What is required:
Reproduce all of the data exactly.

Rows:
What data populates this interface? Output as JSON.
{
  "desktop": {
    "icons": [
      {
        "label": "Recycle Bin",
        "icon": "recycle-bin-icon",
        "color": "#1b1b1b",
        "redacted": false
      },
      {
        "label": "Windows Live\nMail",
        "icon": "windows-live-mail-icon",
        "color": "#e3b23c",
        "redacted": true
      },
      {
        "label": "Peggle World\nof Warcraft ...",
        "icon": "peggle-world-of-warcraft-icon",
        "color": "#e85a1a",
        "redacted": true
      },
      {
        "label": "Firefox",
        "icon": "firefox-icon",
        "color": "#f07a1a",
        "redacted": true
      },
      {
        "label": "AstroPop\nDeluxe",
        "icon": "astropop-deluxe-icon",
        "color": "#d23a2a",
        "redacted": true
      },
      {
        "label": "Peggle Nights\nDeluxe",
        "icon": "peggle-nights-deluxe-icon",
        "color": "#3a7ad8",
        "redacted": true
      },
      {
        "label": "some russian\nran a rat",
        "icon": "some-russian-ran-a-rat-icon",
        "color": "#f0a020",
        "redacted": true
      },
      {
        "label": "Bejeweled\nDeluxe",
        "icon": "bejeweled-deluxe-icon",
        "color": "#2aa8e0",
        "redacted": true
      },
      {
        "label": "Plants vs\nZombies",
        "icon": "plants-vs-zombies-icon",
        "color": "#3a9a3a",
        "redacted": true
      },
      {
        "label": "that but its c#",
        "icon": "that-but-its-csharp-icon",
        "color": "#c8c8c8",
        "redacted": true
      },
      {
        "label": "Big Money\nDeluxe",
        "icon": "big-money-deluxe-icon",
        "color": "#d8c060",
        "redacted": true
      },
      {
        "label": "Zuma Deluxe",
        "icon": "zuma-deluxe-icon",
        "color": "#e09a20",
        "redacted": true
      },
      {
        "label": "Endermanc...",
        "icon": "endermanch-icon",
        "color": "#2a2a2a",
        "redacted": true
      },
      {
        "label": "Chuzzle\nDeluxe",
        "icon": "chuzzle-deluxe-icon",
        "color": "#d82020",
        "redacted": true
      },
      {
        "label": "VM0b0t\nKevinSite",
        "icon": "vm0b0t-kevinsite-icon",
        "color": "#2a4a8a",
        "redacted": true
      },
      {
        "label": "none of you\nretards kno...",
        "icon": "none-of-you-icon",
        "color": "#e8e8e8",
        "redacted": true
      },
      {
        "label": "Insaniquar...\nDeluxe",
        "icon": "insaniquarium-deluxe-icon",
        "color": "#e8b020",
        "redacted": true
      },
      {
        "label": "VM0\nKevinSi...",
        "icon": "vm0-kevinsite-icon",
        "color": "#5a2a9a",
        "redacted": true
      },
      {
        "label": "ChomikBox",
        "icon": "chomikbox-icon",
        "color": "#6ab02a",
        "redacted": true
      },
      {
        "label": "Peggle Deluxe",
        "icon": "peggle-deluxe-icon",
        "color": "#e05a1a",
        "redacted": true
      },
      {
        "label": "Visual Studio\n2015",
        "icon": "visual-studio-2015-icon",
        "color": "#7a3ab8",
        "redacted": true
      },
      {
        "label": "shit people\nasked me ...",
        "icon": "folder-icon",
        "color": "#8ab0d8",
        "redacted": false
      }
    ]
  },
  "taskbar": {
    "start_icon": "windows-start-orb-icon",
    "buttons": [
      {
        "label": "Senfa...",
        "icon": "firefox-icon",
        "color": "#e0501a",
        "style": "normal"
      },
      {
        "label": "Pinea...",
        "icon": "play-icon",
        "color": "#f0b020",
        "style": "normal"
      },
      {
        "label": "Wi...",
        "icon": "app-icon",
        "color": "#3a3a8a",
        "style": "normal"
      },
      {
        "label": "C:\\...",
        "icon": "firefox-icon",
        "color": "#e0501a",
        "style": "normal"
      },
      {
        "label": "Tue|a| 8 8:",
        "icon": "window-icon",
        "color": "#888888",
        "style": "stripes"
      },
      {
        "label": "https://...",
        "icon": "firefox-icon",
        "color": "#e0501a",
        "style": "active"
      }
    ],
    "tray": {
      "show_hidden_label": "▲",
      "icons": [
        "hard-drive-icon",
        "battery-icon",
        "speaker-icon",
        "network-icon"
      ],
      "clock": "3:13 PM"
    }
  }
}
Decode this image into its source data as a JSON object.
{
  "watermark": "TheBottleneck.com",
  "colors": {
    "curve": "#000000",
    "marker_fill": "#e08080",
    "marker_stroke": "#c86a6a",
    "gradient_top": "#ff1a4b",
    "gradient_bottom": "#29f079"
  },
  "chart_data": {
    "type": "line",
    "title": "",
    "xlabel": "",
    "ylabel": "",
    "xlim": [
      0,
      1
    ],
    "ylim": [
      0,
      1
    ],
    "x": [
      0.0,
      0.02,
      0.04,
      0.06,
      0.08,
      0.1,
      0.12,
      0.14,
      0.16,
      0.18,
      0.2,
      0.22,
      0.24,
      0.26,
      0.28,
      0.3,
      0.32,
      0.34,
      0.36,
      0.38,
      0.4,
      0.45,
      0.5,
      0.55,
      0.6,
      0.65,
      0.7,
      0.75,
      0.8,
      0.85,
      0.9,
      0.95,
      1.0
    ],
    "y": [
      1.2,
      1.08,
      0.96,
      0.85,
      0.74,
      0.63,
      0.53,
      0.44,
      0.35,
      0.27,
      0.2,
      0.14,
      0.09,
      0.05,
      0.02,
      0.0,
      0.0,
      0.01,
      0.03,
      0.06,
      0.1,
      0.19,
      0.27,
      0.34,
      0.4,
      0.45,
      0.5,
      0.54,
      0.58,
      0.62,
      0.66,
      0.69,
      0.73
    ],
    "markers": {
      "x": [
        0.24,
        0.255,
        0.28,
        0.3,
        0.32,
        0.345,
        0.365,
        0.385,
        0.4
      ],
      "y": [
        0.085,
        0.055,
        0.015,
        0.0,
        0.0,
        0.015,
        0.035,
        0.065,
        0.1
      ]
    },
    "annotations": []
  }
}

Result:
What data populates this interface? Output as JSON.
{
  "desktop": {
    "icons": [
      {
        "label": "Recycle Bin",
        "icon": "recycle-bin-icon",
        "color": "#1b1b1b",
        "redacted": false
      },
      {
        "label": "Windows Live\nMail",
        "icon": "windows-live-mail-icon",
        "color": "#e3b23c",
        "redacted": true
      },
      {
        "label": "Peggle World\nof Warcraft ...",
        "icon": "peggle-world-of-warcraft-icon",
        "color": "#e85a1a",
        "redacted": true
      },
      {
        "label": "Firefox",
        "icon": "firefox-icon",
        "color": "#f07a1a",
        "redacted": true
      },
      {
        "label": "AstroPop\nDeluxe",
        "icon": "astropop-deluxe-icon",
        "color": "#d23a2a",
        "redacted": true
      },
      {
        "label": "Peggle Nights\nDeluxe",
        "icon": "peggle-nights-deluxe-icon",
        "color": "#3a7ad8",
        "redacted": true
      },
      {
        "label": "some russian\nran a rat",
        "icon": "some-russian-ran-a-rat-icon",
        "color": "#f0a020",
        "redacted": true
      },
      {
        "label": "Bejeweled\nDeluxe",
        "icon": "bejeweled-deluxe-icon",
        "color": "#2aa8e0",
        "redacted": true
      },
      {
        "label": "Plants vs\nZombies",
        "icon": "plants-vs-zombies-icon",
        "color": "#3a9a3a",
        "redacted": true
      },
      {
        "label": "that but its c#",
        "icon": "that-but-its-csharp-icon",
        "color": "#c8c8c8",
        "redacted": true
      },
      {
        "label": "Big Money\nDeluxe",
        "icon": "big-money-deluxe-icon",
        "color": "#d8c060",
        "redacted": true
      },
      {
        "label": "Zuma Deluxe",
        "icon": "zuma-deluxe-icon",
        "color": "#e09a20",
        "redacted": true
      },
      {
        "label": "Endermanc...",
        "icon": "endermanch-icon",
        "color": "#2a2a2a",
        "redacted": true
      },
      {
        "label": "Chuzzle\nDeluxe",
        "icon": "chuzzle-deluxe-icon",
        "color": "#d82020",
        "redacted": true
      },
      {
        "label": "VM0b0t\nKevinSite",
        "icon": "vm0b0t-kevinsite-icon",
        "color": "#2a4a8a",
        "redacted": true
      },
      {
        "label": "none of you\nretards kno...",
        "icon": "none-of-you-icon",
        "color": "#e8e8e8",
        "redacted": true
      },
      {
        "label": "Insaniquar...\nDeluxe",
        "icon": "insaniquarium-deluxe-icon",
        "color": "#e8b020",
        "redacted": true
      },
      {
        "label": "VM0\nKevinSi...",
        "icon": "vm0-kevinsite-icon",
        "color": "#5a2a9a",
        "redacted": true
      },
      {
        "label": "ChomikBox",
        "icon": "chomikbox-icon",
        "color": "#6ab02a",
        "redacted": true
      },
      {
        "label": "Peggle Deluxe",
        "icon": "peggle-deluxe-icon",
        "color": "#e05a1a",
        "redacted": true
      },
      {
        "label": "Visual Studio\n2015",
        "icon": "visual-studio-2015-icon",
        "color": "#7a3ab8",
        "redacted": true
      },
      {
        "label": "shit people\nasked me ...",
        "icon": "folder-icon",
        "color": "#8ab0d8",
        "redacted": false
      }
    ]
  },
  "taskbar": {
    "start_icon": "windows-start-orb-icon",
    "buttons": [
      {
        "label": "Senfa...",
        "icon": "firefox-icon",
        "color": "#e0501a",
        "style": "normal"
      },
      {
        "label": "Pinea...",
        "icon": "play-icon",
        "color": "#f0b020",
        "style": "normal"
      },
      {
        "label": "Wi...",
        "icon": "app-icon",
        "color": "#3a3a8a",
        "style": "normal"
      },
      {
        "label": "C:\\...",
        "icon": "firefox-icon",
        "color": "#e0501a",
        "style": "normal"
      },
      {
        "label": "Tue|a| 8 8:",
        "icon": "window-icon",
        "color": "#888888",
        "style": "stripes"
      },
      {
        "label": "https://...",
        "icon": "firefox-icon",
        "color": "#e0501a",
        "style": "active"
      }
    ],
    "tray": {
      "show_hidden_label": "▲",
      "icons": [
        "hard-drive-icon",
        "battery-icon",
        "speaker-icon",
        "network-icon"
      ],
      "clock": "3:13 PM"
    }
  }
}
Decode this image into its source data as a JSON object.
{
  "watermark": "TheBottleneck.com",
  "colors": {
    "curve": "#000000",
    "marker_fill": "#e08080",
    "marker_stroke": "#c86a6a",
    "gradient_top": "#ff1a4b",
    "gradient_bottom": "#29f079"
  },
  "chart_data": {
    "type": "line",
    "title": "",
    "xlabel": "",
    "ylabel": "",
    "xlim": [
      0,
      1
    ],
    "ylim": [
      0,
      1
    ],
    "x": [
      0.0,
      0.02,
      0.04,
      0.06,
      0.08,
      0.1,
      0.12,
      0.14,
      0.16,
      0.18,
      0.2,
      0.22,
      0.24,
      0.26,
      0.28,
      0.3,
      0.32,
      0.34,
      0.36,
      0.38,
      0.4,
      0.45,
      0.5,
      0.55,
      0.6,
      0.65,
      0.7,
      0.75,
      0.8,
      0.85,
      0.9,
      0.95,
      1.0
    ],
    "y": [
      1.2,
      1.08,
      0.96,
      0.85,
      0.74,
      0.63,
      0.53,
      0.44,
      0.35,
      0.27,
      0.2,
      0.14,
      0.09,
      0.05,
      0.02,
      0.0,
      0.0,
      0.01,
      0.03,
      0.06,
      0.1,
      0.19,
      0.27,
      0.34,
      0.4,
      0.45,
      0.5,
      0.54,
      0.58,
      0.62,
      0.66,
      0.69,
      0.73
    ],
    "markers": {
      "x": [
        0.24,
        0.255,
        0.28,
        0.3,
        0.32,
        0.345,
        0.365,
        0.385,
        0.4
      ],
      "y": [
        0.085,
        0.055,
        0.015,
        0.0,
        0.0,
        0.015,
        0.035,
        0.065,
        0.1
      ]
    },
    "annotations": []
  }
}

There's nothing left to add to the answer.